SELECCIÓN:
Otro aspecto de ese mundo infinito de París, en el que se confunden todas las grandezas y miserias de la vida, desde las alturas intelectuales que los hombres veneran, hasta los ínfimos fondos de corrupción cuyos miasmas se esparcen por la superficie entera de la tierra, es la sesión anual del Instituto para la distribución de premios. Renán, no sólo debe presidir, lo que es ya un atractivo inmenso, sino que pronunciará el discurso sobre el premio Monthyon, destinado a recompensar la virtud.
El pequeño semicírculo está rebosando de gente; pero la concurrencia no es selecta. Falta el atractivo picante de una recepción; sólo se ven las familias de aquellos que la Academia ha sido bastante indiscreta para designar a la opinión como los futuros laureados. Pero reina en aquel recinto un aire tal de serenidad, se respira una atmósfera intelectual tan suave y tranquila, que es necesario hacer un esfuerzo para persuadirse de que se está en pleno París y en la sala de sesiones del cuerpo que agita al mundo con sus ideas y progresos. Los ujieres son políticos, afables, hablan gramaticalmente, como corresponde a cerebros académicos, y cuando el extranjero les pregunta el nombre de alguno de los inmortales cuya fisonomía le ha llamado la atención, responden con suma familiaridad, como si se tratara de un amigo íntimo; Mais c'est Simon, Monsieur!—Pardon; et celui-là?—Ah! celui-là, c'est Labiche: drôle de tête, hein?

OBJETIVOS:
A. En la selección, ¿quién preside la sesión anual del Instituto para la distribución de premios?
B. Explica cómo justifica la selección que la concurrencia del pequeño semicírculo no sea selecta.
C. Por favor, retoma la selección sobre la sesión anual del Instituto en París y sigue escribiendo a partir de su última frase.
Los datos provienen de otra fuente.

INFORMACIÓN EXTRAÍDA:
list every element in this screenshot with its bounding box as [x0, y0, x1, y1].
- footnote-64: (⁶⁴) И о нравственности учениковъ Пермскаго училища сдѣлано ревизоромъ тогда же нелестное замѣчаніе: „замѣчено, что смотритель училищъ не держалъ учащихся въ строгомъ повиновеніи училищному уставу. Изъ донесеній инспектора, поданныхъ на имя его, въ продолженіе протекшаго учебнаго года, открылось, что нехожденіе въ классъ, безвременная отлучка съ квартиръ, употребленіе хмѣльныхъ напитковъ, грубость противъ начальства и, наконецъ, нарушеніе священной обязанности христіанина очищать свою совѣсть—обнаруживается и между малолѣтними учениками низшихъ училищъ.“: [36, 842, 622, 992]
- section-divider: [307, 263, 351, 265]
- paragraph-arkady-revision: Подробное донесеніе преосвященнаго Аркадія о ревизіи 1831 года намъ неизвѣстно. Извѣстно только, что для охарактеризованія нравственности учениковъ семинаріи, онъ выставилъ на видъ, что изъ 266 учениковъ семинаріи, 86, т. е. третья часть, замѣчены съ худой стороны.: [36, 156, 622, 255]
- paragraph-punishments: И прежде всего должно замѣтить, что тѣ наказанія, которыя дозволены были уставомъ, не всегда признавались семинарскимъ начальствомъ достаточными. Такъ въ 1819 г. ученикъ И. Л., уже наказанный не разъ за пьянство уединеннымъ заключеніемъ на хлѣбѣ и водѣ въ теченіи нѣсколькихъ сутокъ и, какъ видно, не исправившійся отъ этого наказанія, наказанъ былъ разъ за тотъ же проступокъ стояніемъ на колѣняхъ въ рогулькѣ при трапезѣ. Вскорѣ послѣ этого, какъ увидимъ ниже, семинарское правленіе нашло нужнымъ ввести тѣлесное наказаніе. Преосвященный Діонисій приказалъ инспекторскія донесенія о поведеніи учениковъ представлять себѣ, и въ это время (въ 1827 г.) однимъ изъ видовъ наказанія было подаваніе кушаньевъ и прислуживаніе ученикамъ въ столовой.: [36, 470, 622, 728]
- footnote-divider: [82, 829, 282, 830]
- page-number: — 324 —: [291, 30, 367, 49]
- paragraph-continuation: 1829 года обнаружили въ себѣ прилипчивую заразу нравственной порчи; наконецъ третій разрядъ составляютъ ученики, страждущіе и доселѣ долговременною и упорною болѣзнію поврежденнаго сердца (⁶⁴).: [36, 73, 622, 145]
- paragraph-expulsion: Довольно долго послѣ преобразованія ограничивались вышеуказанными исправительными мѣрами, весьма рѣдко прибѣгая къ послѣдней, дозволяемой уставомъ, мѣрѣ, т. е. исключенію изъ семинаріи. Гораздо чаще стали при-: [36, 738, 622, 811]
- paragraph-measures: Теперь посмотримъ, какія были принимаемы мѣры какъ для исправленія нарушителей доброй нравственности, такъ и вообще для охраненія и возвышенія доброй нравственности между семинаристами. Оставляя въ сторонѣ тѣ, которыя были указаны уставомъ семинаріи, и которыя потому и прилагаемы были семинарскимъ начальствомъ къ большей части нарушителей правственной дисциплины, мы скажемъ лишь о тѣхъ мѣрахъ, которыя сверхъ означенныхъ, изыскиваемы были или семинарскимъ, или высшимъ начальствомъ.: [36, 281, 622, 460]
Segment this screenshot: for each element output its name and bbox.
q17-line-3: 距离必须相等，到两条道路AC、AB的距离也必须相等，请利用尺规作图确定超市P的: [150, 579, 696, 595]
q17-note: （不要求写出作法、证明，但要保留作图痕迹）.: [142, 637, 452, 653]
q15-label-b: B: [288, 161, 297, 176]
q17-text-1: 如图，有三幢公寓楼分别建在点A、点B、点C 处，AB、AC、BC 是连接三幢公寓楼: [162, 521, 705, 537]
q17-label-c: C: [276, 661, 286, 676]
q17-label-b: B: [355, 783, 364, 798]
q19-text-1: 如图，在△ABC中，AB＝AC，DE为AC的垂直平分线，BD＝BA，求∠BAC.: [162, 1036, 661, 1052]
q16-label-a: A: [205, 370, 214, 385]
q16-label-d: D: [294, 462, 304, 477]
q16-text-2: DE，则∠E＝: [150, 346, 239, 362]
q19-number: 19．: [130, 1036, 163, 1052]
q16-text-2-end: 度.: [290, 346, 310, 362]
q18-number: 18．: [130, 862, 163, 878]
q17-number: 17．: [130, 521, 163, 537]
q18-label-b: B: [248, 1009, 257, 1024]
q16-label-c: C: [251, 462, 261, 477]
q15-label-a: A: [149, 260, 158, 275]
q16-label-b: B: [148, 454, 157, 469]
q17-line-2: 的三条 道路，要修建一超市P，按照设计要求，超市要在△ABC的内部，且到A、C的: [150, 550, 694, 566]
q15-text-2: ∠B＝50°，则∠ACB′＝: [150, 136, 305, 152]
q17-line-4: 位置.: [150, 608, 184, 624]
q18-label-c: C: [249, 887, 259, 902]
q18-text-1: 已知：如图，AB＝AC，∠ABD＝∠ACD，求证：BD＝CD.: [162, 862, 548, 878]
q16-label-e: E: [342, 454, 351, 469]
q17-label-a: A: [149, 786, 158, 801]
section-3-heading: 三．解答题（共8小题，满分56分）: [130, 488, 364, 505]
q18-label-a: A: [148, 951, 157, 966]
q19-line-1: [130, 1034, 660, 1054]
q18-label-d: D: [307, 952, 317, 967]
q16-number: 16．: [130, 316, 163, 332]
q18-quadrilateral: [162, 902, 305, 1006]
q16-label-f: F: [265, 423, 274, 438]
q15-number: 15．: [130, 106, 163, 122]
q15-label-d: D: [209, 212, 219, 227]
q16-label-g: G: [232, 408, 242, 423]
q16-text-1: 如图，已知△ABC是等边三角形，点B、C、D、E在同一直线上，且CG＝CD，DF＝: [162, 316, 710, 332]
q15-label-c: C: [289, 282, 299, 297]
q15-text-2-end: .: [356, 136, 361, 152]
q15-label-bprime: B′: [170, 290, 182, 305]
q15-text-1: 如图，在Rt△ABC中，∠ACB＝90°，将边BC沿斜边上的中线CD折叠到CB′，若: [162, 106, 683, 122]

RESPUESTAS EN ORDEN:
A. Renán.

B. Falta el atractivo picante de una recepción, y solo se ven las familias de aquellos a quienes la Academia, con bastante indiscreción, ha señalado ante la opinión como futuros laureados.

C.
A las dos en punto de la tarde, las bancas se llenan y los miembros del Instituto llegan con trabajo a sus asientos, invadidos por las señoras, que obstruyen los pasadizos con sus colas y crinolinas. M. Renán ocupa la presidencia, teniendo a su derecha a M. Gaston Boissier, y a su izquierda a M. Camille Doucet, uno que agitará poco la posteridad. Los tres ostentan la clásica casaca de palmas verdes, que les da cierto aspecto de loros, aquella casaca tan anhelada por de Vigny, que el día de su recepción, encontrando en los corredores de la Academia a Spontini, con palmas hasta en la franja del pantalón, se echó en sus brazos exclamando: Ah! mon cher Spontini, l'uniforme est dans la nature!
Dejemos pasar un largo y correcto discurso de M. Doncet, que el anciano lee en voz tan baja, que es penoso alcanzarla. Un gran movimiento se hace, el silencio se restablece y una voz fuerte, ligeramente áspera, empieza así: «Hay un día en el año, señores, en que la virtud es recompensada». Es M. Renán quien habla.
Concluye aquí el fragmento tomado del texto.